**Job:**
Please give the listing again in its entirety, exactly as written.

[Records excerpted from a collection]
_ _ _ _ _
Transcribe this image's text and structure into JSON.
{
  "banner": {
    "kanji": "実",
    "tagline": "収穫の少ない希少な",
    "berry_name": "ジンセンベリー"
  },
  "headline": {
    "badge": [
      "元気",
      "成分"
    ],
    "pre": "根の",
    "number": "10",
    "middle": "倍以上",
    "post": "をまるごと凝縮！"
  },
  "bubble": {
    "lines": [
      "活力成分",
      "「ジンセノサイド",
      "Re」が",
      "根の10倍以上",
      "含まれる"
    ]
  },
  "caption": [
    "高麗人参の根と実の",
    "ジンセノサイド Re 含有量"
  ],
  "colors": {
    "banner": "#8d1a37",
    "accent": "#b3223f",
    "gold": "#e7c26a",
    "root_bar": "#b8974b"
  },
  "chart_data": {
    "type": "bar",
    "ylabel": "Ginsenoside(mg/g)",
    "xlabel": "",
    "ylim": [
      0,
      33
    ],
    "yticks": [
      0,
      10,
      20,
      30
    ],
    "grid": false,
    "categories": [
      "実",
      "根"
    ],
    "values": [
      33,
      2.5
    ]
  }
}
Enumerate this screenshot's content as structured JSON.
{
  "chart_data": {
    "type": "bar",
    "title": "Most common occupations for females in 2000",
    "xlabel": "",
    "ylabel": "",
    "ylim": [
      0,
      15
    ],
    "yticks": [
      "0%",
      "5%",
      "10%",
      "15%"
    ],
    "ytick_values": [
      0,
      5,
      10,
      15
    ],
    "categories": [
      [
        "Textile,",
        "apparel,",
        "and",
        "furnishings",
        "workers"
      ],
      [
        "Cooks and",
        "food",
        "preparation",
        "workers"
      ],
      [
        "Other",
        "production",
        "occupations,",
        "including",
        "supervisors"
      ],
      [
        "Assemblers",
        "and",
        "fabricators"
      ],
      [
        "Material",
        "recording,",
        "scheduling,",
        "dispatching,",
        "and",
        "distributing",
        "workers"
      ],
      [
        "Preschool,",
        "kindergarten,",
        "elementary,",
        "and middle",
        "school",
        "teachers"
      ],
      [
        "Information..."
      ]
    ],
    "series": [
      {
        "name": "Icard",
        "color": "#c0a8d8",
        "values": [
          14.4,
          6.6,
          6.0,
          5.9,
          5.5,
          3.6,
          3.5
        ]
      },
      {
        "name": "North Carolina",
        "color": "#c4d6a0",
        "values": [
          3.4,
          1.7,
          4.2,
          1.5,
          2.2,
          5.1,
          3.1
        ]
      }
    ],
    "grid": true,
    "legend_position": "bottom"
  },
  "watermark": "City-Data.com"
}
_ _ _ _ _
**Written response:**
Transcribe this image's text and structure into JSON.
{
  "banner": {
    "kanji": "実",
    "tagline": "収穫の少ない希少な",
    "berry_name": "ジンセンベリー"
  },
  "headline": {
    "badge": [
      "元気",
      "成分"
    ],
    "pre": "根の",
    "number": "10",
    "middle": "倍以上",
    "post": "をまるごと凝縮！"
  },
  "bubble": {
    "lines": [
      "活力成分",
      "「ジンセノサイド",
      "Re」が",
      "根の10倍以上",
      "含まれる"
    ]
  },
  "caption": [
    "高麗人参の根と実の",
    "ジンセノサイド Re 含有量"
  ],
  "colors": {
    "banner": "#8d1a37",
    "accent": "#b3223f",
    "gold": "#e7c26a",
    "root_bar": "#b8974b"
  },
  "chart_data": {
    "type": "bar",
    "ylabel": "Ginsenoside(mg/g)",
    "xlabel": "",
    "ylim": [
      0,
      33
    ],
    "yticks": [
      0,
      10,
      20,
      30
    ],
    "grid": false,
    "categories": [
      "実",
      "根"
    ],
    "values": [
      33,
      2.5
    ]
  }
}
Enumerate this screenshot's content as structured JSON.
{
  "chart_data": {
    "type": "bar",
    "title": "Most common occupations for females in 2000",
    "xlabel": "",
    "ylabel": "",
    "ylim": [
      0,
      15
    ],
    "yticks": [
      "0%",
      "5%",
      "10%",
      "15%"
    ],
    "ytick_values": [
      0,
      5,
      10,
      15
    ],
    "categories": [
      [
        "Textile,",
        "apparel,",
        "and",
        "furnishings",
        "workers"
      ],
      [
        "Cooks and",
        "food",
        "preparation",
        "workers"
      ],
      [
        "Other",
        "production",
        "occupations,",
        "including",
        "supervisors"
      ],
      [
        "Assemblers",
        "and",
        "fabricators"
      ],
      [
        "Material",
        "recording,",
        "scheduling,",
        "dispatching,",
        "and",
        "distributing",
        "workers"
      ],
      [
        "Preschool,",
        "kindergarten,",
        "elementary,",
        "and middle",
        "school",
        "teachers"
      ],
      [
        "Information..."
      ]
    ],
    "series": [
      {
        "name": "Icard",
        "color": "#c0a8d8",
        "values": [
          14.4,
          6.6,
          6.0,
          5.9,
          5.5,
          3.6,
          3.5
        ]
      },
      {
        "name": "North Carolina",
        "color": "#c4d6a0",
        "values": [
          3.4,
          1.7,
          4.2,
          1.5,
          2.2,
          5.1,
          3.1
        ]
      }
    ],
    "grid": true,
    "legend_position": "bottom"
  },
  "watermark": "City-Data.com"
}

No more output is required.